WRITTEN EXERCISE
Read through the data and report every line in which the word "purple" occurs.

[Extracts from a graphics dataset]
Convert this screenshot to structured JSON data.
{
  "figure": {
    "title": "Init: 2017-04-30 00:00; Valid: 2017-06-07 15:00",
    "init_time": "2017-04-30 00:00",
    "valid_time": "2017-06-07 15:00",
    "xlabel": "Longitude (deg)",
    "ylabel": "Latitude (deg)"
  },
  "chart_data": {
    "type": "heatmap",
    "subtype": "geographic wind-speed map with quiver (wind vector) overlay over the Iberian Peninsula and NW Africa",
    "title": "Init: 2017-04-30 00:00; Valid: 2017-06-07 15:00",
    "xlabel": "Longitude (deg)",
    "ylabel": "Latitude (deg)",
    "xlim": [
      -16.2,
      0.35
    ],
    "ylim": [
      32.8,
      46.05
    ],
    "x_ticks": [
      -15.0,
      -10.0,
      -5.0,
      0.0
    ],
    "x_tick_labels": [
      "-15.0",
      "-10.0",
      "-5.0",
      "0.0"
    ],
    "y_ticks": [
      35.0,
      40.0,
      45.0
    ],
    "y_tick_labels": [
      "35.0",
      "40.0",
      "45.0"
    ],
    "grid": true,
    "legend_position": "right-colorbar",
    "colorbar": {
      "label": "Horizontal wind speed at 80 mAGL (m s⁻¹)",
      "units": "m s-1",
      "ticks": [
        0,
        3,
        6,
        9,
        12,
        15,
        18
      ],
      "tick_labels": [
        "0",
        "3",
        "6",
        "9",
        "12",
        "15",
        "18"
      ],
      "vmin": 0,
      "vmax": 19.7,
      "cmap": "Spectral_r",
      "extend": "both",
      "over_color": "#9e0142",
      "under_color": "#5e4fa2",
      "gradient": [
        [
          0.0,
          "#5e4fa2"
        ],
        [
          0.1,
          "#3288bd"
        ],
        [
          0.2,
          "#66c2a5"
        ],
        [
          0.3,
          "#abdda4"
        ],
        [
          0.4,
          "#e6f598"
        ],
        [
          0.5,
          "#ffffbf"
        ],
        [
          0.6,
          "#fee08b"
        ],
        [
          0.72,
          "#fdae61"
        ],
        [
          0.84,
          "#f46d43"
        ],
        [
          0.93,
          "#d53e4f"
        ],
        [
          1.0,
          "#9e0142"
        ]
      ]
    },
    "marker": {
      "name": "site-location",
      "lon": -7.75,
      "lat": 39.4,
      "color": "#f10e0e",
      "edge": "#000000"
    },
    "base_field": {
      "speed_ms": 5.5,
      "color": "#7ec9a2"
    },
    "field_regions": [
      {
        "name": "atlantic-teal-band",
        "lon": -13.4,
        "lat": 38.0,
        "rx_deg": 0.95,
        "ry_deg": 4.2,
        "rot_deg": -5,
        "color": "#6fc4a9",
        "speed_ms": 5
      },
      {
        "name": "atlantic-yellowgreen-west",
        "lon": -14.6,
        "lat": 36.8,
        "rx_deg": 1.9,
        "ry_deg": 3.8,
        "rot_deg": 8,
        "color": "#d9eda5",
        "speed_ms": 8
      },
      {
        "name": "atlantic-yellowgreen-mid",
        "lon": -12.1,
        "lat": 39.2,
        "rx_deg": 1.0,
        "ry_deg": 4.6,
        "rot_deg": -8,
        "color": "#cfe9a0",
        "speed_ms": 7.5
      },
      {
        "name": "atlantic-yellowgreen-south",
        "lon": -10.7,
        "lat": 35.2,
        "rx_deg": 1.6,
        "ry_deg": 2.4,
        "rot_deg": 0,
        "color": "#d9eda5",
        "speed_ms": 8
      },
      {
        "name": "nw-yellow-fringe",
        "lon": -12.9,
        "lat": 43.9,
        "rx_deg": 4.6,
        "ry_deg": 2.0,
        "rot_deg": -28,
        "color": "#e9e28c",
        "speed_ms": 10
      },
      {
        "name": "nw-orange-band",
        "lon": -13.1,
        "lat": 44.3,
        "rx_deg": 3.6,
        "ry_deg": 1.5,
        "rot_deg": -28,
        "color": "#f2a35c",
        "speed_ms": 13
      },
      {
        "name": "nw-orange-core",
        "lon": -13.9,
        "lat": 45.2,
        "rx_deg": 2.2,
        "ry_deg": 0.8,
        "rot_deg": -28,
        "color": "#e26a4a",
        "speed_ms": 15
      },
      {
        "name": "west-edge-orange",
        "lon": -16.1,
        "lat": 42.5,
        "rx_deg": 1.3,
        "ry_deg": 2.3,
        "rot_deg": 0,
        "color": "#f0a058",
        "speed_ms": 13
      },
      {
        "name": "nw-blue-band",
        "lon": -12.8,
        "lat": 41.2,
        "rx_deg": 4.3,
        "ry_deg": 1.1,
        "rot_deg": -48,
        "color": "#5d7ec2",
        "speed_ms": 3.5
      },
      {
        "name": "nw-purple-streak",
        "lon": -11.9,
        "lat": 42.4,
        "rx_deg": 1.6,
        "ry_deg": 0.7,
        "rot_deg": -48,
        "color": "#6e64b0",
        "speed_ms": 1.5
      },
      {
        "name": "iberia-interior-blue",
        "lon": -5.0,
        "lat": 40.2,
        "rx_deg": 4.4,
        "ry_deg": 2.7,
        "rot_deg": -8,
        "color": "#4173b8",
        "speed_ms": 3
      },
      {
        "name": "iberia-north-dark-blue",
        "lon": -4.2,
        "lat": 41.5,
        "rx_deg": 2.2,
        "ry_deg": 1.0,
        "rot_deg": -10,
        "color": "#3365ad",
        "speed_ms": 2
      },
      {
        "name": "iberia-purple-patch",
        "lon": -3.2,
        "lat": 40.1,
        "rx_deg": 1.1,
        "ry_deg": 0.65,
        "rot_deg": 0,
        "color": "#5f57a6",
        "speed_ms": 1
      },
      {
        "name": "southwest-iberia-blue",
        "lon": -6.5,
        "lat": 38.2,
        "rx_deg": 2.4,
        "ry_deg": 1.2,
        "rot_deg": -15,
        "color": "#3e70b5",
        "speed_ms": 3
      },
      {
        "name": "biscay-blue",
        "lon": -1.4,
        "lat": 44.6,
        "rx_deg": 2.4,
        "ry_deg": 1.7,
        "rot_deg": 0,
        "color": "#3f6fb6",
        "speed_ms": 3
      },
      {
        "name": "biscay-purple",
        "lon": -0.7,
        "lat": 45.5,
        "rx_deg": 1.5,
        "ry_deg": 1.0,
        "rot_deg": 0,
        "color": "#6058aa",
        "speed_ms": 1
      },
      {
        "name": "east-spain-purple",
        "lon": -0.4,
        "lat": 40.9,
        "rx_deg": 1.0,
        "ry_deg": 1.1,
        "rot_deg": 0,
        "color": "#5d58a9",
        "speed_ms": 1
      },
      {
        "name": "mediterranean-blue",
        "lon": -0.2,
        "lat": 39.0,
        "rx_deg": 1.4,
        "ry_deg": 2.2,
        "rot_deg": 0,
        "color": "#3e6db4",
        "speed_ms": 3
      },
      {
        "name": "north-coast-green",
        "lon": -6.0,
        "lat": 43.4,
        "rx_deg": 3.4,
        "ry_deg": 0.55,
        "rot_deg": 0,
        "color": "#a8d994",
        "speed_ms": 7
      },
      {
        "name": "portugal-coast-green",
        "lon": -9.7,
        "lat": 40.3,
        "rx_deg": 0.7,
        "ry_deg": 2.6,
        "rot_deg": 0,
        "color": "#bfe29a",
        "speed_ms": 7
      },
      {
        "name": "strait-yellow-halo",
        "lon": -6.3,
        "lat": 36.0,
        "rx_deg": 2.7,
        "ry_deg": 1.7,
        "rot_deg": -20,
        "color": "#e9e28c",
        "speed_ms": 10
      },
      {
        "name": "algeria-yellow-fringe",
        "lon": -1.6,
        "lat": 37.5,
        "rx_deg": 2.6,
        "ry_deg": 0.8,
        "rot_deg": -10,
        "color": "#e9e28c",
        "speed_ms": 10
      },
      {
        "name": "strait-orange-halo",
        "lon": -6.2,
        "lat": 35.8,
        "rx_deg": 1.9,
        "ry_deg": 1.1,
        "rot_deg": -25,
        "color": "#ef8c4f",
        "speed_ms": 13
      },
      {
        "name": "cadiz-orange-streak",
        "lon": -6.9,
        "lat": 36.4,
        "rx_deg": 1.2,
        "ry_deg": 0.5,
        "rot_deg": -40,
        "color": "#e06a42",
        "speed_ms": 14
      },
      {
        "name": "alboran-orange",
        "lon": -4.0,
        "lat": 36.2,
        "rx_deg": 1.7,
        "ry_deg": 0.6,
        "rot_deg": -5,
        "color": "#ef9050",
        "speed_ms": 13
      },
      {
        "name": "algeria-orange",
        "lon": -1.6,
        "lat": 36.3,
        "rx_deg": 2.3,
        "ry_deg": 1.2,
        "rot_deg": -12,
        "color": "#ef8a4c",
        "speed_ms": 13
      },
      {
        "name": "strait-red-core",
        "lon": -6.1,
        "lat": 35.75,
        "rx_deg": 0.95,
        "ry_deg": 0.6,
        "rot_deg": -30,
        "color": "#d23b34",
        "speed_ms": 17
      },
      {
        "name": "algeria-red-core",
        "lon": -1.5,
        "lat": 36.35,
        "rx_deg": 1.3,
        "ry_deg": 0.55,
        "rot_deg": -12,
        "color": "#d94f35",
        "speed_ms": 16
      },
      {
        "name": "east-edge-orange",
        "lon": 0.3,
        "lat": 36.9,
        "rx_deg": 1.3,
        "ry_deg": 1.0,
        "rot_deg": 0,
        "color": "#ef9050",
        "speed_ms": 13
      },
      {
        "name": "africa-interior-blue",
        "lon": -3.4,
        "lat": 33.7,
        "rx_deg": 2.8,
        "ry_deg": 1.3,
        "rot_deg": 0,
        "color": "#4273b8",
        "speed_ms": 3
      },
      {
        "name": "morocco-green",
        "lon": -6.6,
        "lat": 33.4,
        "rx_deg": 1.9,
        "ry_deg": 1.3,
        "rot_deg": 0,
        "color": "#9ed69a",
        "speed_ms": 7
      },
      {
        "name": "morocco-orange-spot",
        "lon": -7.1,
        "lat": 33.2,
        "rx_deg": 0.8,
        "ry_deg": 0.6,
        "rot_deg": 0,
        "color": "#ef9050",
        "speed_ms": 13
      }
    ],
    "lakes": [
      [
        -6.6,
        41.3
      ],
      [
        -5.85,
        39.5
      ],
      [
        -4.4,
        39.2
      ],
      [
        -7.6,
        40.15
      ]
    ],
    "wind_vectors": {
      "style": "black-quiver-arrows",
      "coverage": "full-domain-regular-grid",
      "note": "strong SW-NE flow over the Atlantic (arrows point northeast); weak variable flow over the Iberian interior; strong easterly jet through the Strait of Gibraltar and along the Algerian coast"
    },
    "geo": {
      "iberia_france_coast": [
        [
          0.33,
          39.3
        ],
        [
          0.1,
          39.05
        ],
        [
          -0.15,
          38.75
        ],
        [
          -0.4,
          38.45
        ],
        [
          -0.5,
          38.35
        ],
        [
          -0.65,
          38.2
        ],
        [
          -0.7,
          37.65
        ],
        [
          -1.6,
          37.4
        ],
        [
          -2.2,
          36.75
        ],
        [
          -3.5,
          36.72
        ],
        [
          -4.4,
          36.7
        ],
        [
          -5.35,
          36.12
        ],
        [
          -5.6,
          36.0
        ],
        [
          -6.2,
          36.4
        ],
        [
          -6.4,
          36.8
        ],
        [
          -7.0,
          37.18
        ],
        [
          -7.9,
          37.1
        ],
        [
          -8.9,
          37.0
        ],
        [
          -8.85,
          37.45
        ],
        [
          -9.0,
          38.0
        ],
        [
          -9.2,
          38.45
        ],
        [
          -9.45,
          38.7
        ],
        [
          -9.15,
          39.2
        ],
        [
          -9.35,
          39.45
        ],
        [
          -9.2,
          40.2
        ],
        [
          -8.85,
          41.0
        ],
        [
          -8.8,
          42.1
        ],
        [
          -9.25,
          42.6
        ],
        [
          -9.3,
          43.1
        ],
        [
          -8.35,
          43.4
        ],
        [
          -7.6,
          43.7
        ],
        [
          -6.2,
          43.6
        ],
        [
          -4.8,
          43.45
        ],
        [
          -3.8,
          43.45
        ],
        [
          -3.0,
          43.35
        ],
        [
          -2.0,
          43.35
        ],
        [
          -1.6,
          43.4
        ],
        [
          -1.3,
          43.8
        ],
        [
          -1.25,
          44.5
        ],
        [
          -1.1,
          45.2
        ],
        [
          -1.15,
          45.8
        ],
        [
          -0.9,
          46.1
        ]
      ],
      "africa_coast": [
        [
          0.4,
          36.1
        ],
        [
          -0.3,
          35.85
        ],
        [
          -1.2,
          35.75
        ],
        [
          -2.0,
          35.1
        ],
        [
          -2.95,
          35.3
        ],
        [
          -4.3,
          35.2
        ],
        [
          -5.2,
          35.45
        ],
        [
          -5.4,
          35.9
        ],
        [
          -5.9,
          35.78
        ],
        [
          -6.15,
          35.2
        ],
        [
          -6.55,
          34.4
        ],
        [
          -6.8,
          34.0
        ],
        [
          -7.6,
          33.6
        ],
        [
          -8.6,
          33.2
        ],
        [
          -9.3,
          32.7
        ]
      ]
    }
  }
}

FINAL ANSWER
        "name": "nw-purple-streak",
        "name": "iberia-purple-patch",
        "name": "biscay-purple",
        "name": "east-spain-purple",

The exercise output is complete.